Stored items
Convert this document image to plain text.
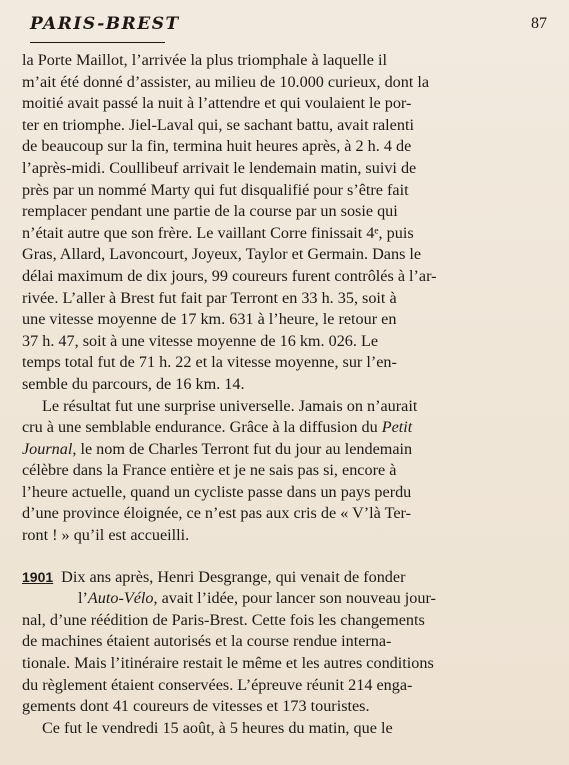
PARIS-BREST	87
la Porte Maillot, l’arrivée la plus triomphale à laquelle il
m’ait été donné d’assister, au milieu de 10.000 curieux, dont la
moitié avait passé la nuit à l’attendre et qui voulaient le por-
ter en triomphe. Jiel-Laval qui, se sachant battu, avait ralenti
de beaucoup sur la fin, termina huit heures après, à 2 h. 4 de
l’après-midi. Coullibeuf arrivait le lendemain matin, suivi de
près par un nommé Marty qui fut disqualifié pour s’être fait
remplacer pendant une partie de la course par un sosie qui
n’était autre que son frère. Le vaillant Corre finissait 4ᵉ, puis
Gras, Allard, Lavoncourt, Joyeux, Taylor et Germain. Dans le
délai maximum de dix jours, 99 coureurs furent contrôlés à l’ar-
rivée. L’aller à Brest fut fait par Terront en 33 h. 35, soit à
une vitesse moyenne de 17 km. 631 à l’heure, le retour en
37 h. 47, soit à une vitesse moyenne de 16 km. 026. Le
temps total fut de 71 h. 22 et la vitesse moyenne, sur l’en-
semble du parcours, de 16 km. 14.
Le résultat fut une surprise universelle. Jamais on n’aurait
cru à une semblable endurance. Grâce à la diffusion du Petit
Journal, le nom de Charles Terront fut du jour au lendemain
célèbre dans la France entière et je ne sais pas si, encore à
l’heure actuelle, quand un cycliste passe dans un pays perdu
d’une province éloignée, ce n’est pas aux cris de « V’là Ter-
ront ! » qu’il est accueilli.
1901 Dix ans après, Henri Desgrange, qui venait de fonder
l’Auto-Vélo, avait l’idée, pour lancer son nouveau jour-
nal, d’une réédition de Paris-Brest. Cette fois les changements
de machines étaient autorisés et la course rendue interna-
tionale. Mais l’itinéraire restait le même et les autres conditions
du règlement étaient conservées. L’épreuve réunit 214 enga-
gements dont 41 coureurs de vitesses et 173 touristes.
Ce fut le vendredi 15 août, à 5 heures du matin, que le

...

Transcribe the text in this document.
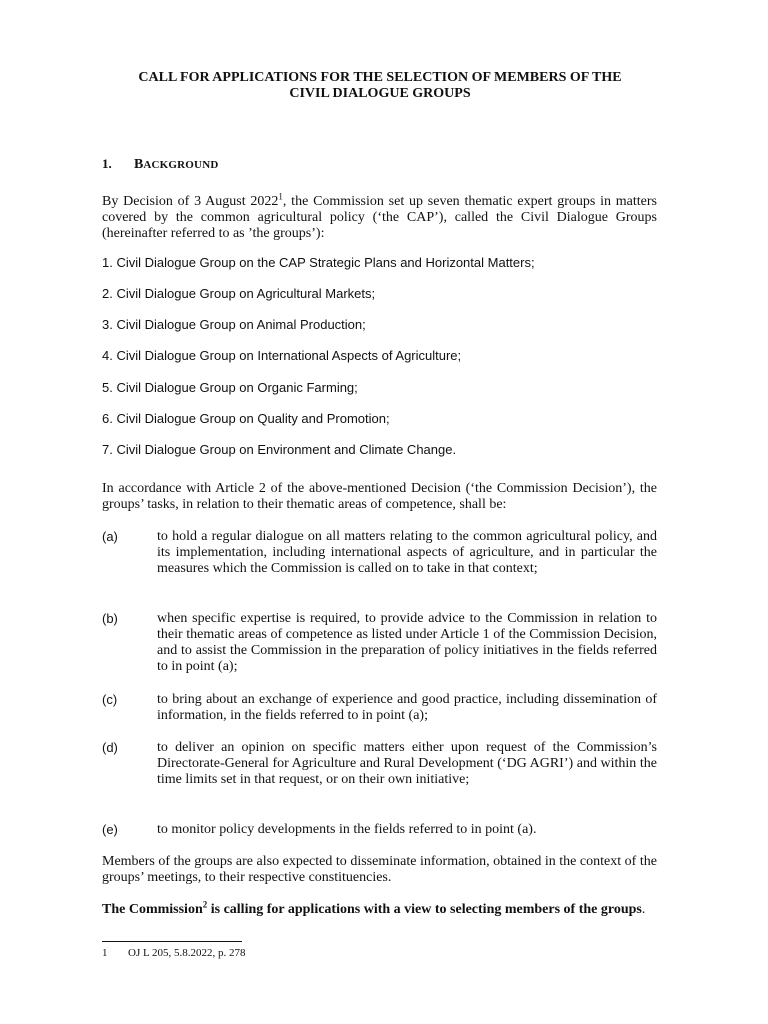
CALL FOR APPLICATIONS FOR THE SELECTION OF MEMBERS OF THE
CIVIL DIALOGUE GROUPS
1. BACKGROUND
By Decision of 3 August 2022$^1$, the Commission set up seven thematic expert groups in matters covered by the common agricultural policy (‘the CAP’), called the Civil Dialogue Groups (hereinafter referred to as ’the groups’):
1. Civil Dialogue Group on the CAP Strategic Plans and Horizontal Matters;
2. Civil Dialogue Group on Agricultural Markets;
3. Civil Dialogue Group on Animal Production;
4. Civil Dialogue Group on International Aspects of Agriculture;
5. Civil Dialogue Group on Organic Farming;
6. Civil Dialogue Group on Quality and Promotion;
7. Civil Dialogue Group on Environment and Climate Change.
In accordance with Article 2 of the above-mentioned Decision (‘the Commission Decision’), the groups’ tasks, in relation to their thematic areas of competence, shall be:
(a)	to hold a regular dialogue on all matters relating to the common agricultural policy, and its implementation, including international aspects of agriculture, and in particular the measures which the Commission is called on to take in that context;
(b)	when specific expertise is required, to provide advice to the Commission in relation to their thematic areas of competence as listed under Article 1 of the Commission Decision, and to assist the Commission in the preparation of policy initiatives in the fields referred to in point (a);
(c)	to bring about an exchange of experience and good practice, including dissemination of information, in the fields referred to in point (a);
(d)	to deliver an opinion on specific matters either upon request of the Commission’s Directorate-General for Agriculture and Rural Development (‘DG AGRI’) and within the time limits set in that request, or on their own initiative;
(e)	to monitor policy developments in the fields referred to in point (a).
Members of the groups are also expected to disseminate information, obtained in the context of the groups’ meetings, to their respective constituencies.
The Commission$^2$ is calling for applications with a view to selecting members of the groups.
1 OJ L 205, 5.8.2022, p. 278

--- SHORT PROBLEM ---
Copy all lines from the data that hold the word "moyenne".

--- FULL ANSWER ---
une vitesse moyenne de 17 km. 631 à l’heure, le retour en
37 h. 47, soit à une vitesse moyenne de 16 km. 026. Le
temps total fut de 71 h. 22 et la vitesse moyenne, sur l’en-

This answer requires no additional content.